● **PROBLEM DETAILS**
Output the material beneath exactly, leaving nothing out.

....................

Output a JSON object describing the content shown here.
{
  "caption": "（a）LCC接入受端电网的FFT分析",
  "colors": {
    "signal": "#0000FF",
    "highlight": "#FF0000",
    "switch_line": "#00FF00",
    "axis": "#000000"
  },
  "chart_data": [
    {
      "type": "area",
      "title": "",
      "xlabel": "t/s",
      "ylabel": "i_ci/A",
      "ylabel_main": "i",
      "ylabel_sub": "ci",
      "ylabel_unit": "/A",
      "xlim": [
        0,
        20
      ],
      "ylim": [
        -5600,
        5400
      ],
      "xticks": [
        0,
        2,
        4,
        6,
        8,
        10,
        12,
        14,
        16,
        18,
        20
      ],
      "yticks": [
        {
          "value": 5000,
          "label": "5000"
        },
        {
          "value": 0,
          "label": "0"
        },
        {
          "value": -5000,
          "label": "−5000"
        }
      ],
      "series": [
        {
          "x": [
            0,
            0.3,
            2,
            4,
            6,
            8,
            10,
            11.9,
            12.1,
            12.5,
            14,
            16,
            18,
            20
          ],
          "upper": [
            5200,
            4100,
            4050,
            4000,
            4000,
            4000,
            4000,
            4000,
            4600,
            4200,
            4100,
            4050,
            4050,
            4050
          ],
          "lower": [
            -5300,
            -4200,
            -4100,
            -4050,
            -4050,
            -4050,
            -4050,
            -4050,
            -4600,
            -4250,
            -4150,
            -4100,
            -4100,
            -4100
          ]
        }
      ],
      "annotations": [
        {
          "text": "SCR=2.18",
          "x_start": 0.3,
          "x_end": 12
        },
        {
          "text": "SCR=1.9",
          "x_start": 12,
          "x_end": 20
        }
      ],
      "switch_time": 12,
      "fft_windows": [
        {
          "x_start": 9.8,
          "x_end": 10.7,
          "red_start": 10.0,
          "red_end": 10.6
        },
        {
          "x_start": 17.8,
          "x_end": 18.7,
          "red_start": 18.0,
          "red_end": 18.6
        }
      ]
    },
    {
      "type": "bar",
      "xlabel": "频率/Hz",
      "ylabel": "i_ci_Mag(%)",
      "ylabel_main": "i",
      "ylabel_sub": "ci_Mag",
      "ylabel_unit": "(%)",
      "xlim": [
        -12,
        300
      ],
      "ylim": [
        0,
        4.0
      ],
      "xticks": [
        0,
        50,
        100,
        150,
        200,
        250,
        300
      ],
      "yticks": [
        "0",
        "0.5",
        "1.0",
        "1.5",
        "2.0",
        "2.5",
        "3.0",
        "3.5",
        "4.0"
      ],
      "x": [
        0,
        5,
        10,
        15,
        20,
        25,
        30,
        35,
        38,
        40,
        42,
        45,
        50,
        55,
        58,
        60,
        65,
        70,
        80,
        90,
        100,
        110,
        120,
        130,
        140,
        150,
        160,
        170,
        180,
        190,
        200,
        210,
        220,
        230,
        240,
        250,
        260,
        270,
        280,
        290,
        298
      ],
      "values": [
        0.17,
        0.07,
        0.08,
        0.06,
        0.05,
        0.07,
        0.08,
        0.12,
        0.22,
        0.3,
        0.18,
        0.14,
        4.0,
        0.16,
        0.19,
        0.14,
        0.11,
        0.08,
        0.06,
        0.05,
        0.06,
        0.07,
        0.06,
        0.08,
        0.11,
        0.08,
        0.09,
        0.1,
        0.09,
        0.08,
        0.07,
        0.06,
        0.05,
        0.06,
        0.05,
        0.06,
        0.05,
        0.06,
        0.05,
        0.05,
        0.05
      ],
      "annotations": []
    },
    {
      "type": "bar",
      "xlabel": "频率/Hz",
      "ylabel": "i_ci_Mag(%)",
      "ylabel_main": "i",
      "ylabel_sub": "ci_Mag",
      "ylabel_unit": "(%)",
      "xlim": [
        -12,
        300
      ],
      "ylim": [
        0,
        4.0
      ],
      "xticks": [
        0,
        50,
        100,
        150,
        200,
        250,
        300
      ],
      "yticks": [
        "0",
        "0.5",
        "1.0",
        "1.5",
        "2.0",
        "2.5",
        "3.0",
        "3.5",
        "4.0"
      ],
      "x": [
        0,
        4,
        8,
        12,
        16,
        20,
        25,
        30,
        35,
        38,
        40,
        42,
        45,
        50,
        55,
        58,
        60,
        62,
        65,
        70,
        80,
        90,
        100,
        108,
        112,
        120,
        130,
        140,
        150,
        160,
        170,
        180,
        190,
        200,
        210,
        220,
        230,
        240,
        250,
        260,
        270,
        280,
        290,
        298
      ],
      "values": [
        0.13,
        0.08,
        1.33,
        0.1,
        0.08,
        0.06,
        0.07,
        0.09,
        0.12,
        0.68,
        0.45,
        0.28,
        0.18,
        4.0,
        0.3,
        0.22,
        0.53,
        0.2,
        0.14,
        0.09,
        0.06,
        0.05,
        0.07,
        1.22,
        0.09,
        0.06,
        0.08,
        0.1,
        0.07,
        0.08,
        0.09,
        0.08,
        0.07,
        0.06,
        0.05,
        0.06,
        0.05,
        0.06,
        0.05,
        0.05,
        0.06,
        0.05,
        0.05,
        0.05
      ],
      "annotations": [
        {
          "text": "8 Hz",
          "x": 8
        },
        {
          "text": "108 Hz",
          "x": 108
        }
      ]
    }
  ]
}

....................

● **TASK OUTPUT**
Output a JSON object describing the content shown here.
{
  "caption": "（a）LCC接入受端电网的FFT分析",
  "colors": {
    "signal": "#0000FF",
    "highlight": "#FF0000",
    "switch_line": "#00FF00",
    "axis": "#000000"
  },
  "chart_data": [
    {
      "type": "area",
      "title": "",
      "xlabel": "t/s",
      "ylabel": "i_ci/A",
      "ylabel_main": "i",
      "ylabel_sub": "ci",
      "ylabel_unit": "/A",
      "xlim": [
        0,
        20
      ],
      "ylim": [
        -5600,
        5400
      ],
      "xticks": [
        0,
        2,
        4,
        6,
        8,
        10,
        12,
        14,
        16,
        18,
        20
      ],
      "yticks": [
        {
          "value": 5000,
          "label": "5000"
        },
        {
          "value": 0,
          "label": "0"
        },
        {
          "value": -5000,
          "label": "−5000"
        }
      ],
      "series": [
        {
          "x": [
            0,
            0.3,
            2,
            4,
            6,
            8,
            10,
            11.9,
            12.1,
            12.5,
            14,
            16,
            18,
            20
          ],
          "upper": [
            5200,
            4100,
            4050,
            4000,
            4000,
            4000,
            4000,
            4000,
            4600,
            4200,
            4100,
            4050,
            4050,
            4050
          ],
          "lower": [
            -5300,
            -4200,
            -4100,
            -4050,
            -4050,
            -4050,
            -4050,
            -4050,
            -4600,
            -4250,
            -4150,
            -4100,
            -4100,
            -4100
          ]
        }
      ],
      "annotations": [
        {
          "text": "SCR=2.18",
          "x_start": 0.3,
          "x_end": 12
        },
        {
          "text": "SCR=1.9",
          "x_start": 12,
          "x_end": 20
        }
      ],
      "switch_time": 12,
      "fft_windows": [
        {
          "x_start": 9.8,
          "x_end": 10.7,
          "red_start": 10.0,
          "red_end": 10.6
        },
        {
          "x_start": 17.8,
          "x_end": 18.7,
          "red_start": 18.0,
          "red_end": 18.6
        }
      ]
    },
    {
      "type": "bar",
      "xlabel": "频率/Hz",
      "ylabel": "i_ci_Mag(%)",
      "ylabel_main": "i",
      "ylabel_sub": "ci_Mag",
      "ylabel_unit": "(%)",
      "xlim": [
        -12,
        300
      ],
      "ylim": [
        0,
        4.0
      ],
      "xticks": [
        0,
        50,
        100,
        150,
        200,
        250,
        300
      ],
      "yticks": [
        "0",
        "0.5",
        "1.0",
        "1.5",
        "2.0",
        "2.5",
        "3.0",
        "3.5",
        "4.0"
      ],
      "x": [
        0,
        5,
        10,
        15,
        20,
        25,
        30,
        35,
        38,
        40,
        42,
        45,
        50,
        55,
        58,
        60,
        65,
        70,
        80,
        90,
        100,
        110,
        120,
        130,
        140,
        150,
        160,
        170,
        180,
        190,
        200,
        210,
        220,
        230,
        240,
        250,
        260,
        270,
        280,
        290,
        298
      ],
      "values": [
        0.17,
        0.07,
        0.08,
        0.06,
        0.05,
        0.07,
        0.08,
        0.12,
        0.22,
        0.3,
        0.18,
        0.14,
        4.0,
        0.16,
        0.19,
        0.14,
        0.11,
        0.08,
        0.06,
        0.05,
        0.06,
        0.07,
        0.06,
        0.08,
        0.11,
        0.08,
        0.09,
        0.1,
        0.09,
        0.08,
        0.07,
        0.06,
        0.05,
        0.06,
        0.05,
        0.06,
        0.05,
        0.06,
        0.05,
        0.05,
        0.05
      ],
      "annotations": []
    },
    {
      "type": "bar",
      "xlabel": "频率/Hz",
      "ylabel": "i_ci_Mag(%)",
      "ylabel_main": "i",
      "ylabel_sub": "ci_Mag",
      "ylabel_unit": "(%)",
      "xlim": [
        -12,
        300
      ],
      "ylim": [
        0,
        4.0
      ],
      "xticks": [
        0,
        50,
        100,
        150,
        200,
        250,
        300
      ],
      "yticks": [
        "0",
        "0.5",
        "1.0",
        "1.5",
        "2.0",
        "2.5",
        "3.0",
        "3.5",
        "4.0"
      ],
      "x": [
        0,
        4,
        8,
        12,
        16,
        20,
        25,
        30,
        35,
        38,
        40,
        42,
        45,
        50,
        55,
        58,
        60,
        62,
        65,
        70,
        80,
        90,
        100,
        108,
        112,
        120,
        130,
        140,
        150,
        160,
        170,
        180,
        190,
        200,
        210,
        220,
        230,
        240,
        250,
        260,
        270,
        280,
        290,
        298
      ],
      "values": [
        0.13,
        0.08,
        1.33,
        0.1,
        0.08,
        0.06,
        0.07,
        0.09,
        0.12,
        0.68,
        0.45,
        0.28,
        0.18,
        4.0,
        0.3,
        0.22,
        0.53,
        0.2,
        0.14,
        0.09,
        0.06,
        0.05,
        0.07,
        1.22,
        0.09,
        0.06,
        0.08,
        0.1,
        0.07,
        0.08,
        0.09,
        0.08,
        0.07,
        0.06,
        0.05,
        0.06,
        0.05,
        0.06,
        0.05,
        0.05,
        0.06,
        0.05,
        0.05,
        0.05
      ],
      "annotations": [
        {
          "text": "8 Hz",
          "x": 8
        },
        {
          "text": "108 Hz",
          "x": 108
        }
      ]
    }
  ]
}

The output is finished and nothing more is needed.